» Your task: Report the number of lines that include "万条集装袋及", with no additional text.

++++

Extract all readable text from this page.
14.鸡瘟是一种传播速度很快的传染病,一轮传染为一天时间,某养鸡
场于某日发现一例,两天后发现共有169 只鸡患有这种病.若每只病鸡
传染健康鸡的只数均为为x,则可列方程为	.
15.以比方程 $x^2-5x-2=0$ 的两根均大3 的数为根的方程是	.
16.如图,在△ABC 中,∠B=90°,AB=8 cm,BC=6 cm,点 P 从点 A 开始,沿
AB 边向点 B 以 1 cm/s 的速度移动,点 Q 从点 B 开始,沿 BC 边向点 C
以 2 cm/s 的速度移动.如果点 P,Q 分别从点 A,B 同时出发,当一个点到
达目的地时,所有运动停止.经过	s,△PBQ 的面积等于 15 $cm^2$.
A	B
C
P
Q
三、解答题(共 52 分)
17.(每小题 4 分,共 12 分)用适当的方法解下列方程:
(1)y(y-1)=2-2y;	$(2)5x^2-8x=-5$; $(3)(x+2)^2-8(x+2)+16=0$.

++++

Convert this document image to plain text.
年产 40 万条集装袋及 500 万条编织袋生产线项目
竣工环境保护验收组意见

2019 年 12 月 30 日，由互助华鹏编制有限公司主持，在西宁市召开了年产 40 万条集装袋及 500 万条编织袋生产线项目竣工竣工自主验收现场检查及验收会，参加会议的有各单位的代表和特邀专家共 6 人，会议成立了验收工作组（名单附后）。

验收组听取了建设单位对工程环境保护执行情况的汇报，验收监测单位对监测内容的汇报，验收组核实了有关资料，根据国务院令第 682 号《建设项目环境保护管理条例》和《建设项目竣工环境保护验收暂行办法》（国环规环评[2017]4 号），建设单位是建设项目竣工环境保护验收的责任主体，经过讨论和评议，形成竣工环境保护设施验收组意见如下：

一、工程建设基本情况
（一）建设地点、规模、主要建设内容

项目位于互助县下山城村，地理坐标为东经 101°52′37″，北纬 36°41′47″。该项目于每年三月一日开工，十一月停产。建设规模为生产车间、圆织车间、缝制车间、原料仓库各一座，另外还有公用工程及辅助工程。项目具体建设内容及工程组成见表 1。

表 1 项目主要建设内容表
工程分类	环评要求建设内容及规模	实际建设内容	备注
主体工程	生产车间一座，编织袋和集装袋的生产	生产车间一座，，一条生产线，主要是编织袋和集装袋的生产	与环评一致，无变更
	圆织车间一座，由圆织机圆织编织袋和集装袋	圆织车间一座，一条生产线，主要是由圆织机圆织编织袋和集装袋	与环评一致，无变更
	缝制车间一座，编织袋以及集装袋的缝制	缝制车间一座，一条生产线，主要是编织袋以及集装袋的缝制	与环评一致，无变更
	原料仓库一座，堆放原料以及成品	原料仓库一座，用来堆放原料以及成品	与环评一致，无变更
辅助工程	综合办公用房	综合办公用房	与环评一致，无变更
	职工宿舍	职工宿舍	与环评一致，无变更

++++

» Task response: 2